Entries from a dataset

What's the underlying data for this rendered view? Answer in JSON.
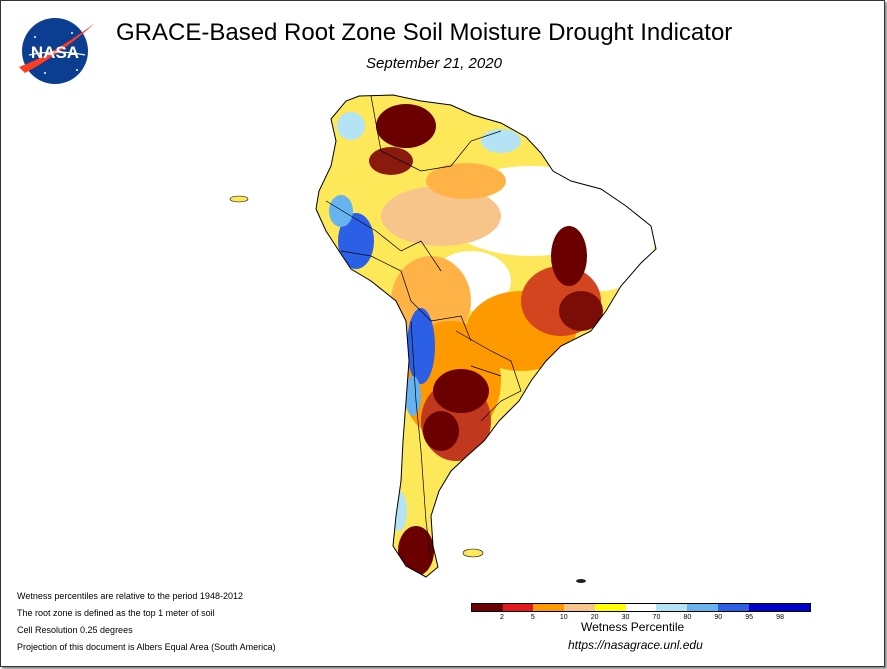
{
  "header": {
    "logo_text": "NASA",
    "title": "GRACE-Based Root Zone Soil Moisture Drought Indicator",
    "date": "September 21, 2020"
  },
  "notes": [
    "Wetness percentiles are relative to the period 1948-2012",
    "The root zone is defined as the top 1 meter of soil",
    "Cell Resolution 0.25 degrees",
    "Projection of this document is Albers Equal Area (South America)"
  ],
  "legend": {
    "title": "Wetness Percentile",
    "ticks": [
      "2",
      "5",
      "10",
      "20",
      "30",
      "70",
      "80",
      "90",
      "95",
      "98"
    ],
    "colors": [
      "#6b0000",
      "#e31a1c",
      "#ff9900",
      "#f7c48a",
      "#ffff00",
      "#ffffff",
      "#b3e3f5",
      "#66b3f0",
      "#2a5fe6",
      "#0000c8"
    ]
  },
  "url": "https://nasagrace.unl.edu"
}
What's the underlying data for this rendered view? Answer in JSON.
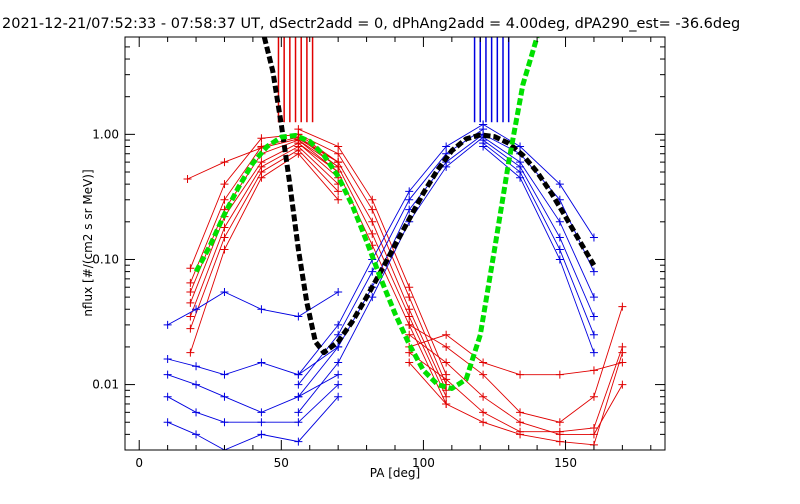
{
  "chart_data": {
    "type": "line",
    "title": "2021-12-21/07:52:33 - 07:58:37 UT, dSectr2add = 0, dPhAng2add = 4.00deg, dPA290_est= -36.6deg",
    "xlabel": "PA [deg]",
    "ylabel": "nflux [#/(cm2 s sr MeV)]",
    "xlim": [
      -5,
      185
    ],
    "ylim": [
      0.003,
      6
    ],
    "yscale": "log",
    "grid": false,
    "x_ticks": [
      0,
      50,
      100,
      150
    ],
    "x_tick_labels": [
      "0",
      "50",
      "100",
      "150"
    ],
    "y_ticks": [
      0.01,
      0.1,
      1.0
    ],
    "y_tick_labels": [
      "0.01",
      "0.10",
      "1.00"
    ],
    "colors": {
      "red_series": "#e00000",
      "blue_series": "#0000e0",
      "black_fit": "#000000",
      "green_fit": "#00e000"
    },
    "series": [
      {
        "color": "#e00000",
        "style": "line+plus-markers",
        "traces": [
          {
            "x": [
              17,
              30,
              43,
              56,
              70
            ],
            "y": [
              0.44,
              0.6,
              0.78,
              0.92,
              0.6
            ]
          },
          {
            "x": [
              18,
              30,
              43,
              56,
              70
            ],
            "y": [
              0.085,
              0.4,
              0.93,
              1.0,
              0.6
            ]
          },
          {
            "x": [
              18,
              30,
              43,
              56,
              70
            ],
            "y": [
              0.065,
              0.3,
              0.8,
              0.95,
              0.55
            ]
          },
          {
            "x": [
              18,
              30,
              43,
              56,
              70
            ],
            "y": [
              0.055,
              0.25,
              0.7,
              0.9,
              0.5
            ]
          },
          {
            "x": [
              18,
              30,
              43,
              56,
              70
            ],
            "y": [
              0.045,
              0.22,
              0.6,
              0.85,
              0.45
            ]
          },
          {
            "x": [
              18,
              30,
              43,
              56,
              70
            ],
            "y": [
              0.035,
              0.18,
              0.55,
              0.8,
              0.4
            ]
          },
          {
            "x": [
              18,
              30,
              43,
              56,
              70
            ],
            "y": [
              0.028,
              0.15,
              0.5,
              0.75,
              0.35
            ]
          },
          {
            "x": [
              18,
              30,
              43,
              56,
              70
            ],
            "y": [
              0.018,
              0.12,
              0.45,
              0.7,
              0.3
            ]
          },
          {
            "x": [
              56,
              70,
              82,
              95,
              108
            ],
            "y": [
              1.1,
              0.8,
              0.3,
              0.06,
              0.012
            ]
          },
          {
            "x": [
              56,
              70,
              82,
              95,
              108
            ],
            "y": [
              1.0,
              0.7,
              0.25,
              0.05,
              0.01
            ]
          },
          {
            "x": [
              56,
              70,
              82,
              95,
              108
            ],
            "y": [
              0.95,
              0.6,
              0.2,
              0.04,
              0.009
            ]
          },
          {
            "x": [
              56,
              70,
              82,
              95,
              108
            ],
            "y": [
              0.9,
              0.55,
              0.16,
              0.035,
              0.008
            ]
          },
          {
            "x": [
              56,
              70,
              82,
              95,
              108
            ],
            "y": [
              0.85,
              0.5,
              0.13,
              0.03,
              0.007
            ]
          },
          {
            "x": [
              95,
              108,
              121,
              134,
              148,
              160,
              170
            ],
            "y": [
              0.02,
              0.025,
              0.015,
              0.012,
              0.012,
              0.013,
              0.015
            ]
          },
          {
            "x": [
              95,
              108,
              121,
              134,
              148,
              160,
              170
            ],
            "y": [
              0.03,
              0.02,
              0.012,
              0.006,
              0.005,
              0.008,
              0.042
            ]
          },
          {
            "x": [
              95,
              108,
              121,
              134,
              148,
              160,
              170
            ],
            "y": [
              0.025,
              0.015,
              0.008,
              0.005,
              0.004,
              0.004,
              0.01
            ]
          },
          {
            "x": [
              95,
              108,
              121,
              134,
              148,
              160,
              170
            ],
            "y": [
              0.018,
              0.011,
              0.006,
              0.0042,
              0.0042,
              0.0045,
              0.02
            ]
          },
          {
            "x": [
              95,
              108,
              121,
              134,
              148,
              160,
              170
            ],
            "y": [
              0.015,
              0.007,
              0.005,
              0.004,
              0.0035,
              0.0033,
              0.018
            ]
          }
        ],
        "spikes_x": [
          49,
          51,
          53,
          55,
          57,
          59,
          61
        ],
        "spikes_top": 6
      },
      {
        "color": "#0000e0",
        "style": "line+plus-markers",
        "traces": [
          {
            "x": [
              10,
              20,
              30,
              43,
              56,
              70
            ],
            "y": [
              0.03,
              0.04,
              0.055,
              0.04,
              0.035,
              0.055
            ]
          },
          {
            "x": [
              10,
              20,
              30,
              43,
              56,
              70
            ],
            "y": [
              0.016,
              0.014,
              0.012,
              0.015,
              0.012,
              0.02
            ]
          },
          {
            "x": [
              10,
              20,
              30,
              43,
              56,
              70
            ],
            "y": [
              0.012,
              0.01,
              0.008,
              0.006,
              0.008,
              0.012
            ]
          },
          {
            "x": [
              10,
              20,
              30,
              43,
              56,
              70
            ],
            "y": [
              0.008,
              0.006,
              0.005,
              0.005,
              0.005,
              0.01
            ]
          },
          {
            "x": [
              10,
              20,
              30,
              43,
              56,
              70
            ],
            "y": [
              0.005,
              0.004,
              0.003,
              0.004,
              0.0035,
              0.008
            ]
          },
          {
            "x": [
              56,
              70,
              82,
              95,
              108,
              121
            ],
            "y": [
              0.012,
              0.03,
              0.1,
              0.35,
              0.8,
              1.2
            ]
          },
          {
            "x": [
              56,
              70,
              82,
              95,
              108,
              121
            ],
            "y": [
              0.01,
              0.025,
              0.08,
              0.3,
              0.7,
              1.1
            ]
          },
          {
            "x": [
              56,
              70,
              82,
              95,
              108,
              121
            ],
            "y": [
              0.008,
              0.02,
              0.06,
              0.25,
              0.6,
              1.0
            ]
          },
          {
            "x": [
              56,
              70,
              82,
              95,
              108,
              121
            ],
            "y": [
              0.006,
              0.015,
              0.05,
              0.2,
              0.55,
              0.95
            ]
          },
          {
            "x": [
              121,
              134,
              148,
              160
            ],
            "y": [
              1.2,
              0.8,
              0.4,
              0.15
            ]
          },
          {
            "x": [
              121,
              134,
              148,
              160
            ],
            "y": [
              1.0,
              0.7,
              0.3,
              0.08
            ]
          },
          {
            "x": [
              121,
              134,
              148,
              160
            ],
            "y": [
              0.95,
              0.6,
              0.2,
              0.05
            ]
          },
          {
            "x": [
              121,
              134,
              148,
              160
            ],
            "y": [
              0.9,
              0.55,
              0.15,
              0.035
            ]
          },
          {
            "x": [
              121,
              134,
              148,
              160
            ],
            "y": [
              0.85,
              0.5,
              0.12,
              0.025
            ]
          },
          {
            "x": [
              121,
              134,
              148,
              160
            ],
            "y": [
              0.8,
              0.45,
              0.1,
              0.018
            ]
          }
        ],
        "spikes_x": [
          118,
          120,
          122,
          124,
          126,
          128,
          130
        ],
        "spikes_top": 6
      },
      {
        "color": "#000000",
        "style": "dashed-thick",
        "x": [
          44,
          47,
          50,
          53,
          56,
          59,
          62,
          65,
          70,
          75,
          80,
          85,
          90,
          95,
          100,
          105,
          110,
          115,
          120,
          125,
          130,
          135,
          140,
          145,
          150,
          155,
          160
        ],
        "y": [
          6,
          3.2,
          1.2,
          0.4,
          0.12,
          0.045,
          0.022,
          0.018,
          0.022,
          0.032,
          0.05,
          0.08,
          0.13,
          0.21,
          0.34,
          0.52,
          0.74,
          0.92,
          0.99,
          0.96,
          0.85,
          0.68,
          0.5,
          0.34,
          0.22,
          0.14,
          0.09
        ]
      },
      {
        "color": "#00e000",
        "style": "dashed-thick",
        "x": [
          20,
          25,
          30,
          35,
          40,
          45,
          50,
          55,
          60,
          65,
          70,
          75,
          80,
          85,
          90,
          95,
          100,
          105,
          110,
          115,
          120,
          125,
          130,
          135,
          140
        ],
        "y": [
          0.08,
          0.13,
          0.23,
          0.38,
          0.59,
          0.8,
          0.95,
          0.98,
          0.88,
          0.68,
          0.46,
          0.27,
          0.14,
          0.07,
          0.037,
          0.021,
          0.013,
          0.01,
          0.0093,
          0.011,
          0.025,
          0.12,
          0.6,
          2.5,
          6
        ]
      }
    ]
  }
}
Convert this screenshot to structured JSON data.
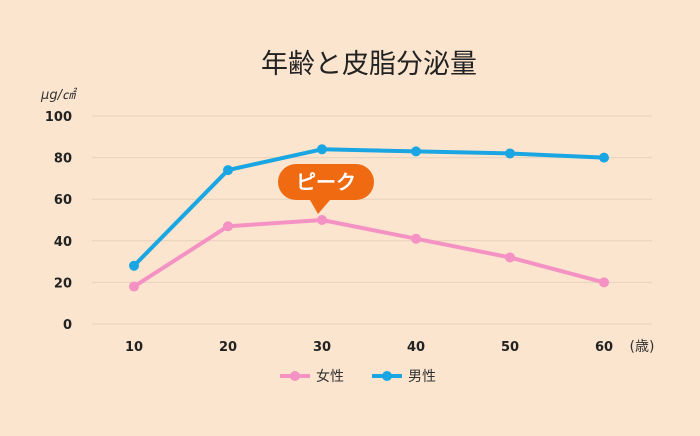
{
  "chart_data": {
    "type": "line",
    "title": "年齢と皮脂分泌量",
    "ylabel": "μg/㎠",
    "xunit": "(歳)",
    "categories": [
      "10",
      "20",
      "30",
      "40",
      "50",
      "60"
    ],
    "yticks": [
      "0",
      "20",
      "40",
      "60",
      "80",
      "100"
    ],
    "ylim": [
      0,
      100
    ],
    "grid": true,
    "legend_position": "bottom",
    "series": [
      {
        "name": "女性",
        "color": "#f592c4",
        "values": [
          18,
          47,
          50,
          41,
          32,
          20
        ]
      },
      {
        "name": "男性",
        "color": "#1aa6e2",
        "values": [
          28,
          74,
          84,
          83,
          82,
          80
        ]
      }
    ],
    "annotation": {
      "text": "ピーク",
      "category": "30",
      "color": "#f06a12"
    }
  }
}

= Short exercise =
Begin with the line containing "Convert this screenshot" and end with the final line of the data, printing those lines exactly and only; pictures are left out.

= Correct result =
Convert this screenshot to structured JSON data.
{
  "chart_data": {
    "type": "line",
    "title": "年齢と皮脂分泌量",
    "ylabel": "μg/㎠",
    "xunit": "(歳)",
    "categories": [
      "10",
      "20",
      "30",
      "40",
      "50",
      "60"
    ],
    "yticks": [
      "0",
      "20",
      "40",
      "60",
      "80",
      "100"
    ],
    "ylim": [
      0,
      100
    ],
    "grid": true,
    "legend_position": "bottom",
    "series": [
      {
        "name": "女性",
        "color": "#f592c4",
        "values": [
          18,
          47,
          50,
          41,
          32,
          20
        ]
      },
      {
        "name": "男性",
        "color": "#1aa6e2",
        "values": [
          28,
          74,
          84,
          83,
          82,
          80
        ]
      }
    ],
    "annotation": {
      "text": "ピーク",
      "category": "30",
      "color": "#f06a12"
    }
  }
}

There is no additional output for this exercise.